→ **Directions**
Determine which lines contain the word "Salon", then copy those lines.

Source records:
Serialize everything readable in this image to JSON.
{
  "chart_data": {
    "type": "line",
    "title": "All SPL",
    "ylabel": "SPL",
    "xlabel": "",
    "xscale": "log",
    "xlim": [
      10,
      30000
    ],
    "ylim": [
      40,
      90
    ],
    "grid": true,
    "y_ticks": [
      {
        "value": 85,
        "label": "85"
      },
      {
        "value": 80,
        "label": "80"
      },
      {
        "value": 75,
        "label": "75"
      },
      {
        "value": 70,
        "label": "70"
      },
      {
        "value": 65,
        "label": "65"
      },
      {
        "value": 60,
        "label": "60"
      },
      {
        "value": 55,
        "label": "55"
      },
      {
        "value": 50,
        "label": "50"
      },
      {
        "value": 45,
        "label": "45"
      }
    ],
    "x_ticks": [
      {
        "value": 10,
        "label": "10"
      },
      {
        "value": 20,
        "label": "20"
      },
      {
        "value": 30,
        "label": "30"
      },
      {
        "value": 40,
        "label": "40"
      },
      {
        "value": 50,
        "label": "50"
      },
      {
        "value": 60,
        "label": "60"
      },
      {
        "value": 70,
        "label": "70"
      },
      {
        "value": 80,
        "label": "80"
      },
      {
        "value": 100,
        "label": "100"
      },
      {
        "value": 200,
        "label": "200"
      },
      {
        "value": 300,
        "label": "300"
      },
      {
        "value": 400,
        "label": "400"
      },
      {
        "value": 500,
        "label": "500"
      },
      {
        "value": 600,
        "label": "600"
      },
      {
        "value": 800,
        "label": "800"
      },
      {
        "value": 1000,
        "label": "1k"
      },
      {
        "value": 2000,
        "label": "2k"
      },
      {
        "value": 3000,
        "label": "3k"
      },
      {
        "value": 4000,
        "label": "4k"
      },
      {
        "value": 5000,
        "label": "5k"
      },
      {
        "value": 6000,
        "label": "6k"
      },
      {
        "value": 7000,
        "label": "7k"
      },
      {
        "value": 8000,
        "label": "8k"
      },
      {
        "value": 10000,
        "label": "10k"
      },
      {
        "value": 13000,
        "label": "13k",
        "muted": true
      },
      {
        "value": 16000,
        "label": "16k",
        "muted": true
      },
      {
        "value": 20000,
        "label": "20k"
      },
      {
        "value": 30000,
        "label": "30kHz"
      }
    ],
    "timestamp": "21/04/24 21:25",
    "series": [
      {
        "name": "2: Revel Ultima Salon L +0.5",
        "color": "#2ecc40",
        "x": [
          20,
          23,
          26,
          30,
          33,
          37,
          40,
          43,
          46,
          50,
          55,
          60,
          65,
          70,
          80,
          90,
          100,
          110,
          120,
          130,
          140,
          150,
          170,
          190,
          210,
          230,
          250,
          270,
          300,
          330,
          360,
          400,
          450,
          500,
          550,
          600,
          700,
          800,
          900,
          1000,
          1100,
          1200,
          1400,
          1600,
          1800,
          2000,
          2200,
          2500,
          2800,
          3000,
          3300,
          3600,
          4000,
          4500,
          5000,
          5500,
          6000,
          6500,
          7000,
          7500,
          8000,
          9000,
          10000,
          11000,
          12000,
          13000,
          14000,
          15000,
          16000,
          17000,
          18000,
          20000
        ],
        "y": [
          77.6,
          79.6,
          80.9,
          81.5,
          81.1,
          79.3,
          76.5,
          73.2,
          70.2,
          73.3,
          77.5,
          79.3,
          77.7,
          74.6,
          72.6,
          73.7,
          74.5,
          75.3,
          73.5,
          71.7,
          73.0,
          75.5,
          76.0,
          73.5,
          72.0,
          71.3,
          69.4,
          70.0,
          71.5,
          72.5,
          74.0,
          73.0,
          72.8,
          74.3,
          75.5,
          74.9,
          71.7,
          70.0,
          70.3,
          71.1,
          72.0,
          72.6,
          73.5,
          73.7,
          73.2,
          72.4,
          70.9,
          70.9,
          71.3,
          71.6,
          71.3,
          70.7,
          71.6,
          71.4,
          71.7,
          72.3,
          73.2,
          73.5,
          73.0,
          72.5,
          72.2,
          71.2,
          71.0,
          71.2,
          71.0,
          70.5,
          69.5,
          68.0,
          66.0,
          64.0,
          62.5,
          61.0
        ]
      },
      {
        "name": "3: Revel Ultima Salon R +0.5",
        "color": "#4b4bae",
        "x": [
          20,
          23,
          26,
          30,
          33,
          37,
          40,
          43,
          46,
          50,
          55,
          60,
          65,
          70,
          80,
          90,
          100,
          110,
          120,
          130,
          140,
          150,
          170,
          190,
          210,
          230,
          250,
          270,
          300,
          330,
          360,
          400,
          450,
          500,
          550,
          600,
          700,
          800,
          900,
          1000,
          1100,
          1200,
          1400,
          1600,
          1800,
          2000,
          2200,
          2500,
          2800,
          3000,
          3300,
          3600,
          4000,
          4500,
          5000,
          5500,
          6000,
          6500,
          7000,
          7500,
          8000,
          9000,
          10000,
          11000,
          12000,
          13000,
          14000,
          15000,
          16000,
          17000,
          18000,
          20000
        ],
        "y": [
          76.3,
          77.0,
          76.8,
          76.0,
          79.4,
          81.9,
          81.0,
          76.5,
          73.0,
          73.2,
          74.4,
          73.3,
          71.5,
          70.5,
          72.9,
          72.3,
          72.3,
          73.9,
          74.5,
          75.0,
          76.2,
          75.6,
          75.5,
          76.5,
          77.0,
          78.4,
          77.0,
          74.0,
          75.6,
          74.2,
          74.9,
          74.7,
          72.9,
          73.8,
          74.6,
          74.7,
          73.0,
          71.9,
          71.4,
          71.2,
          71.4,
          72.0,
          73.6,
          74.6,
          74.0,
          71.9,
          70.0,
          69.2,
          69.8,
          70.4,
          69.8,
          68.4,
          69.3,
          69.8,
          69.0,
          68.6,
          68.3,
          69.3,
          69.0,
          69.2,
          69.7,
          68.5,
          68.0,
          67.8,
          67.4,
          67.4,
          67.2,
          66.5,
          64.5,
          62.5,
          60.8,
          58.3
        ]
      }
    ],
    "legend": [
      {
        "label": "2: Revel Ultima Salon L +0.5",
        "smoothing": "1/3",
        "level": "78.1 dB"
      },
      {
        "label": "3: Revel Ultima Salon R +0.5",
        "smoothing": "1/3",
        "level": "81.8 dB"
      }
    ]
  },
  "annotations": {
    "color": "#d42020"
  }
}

→ **Correct answer**
        "name": "2: Revel Ultima Salon L +0.5",
        "name": "3: Revel Ultima Salon R +0.5",
        "label": "2: Revel Ultima Salon L +0.5",
        "label": "3: Revel Ultima Salon R +0.5",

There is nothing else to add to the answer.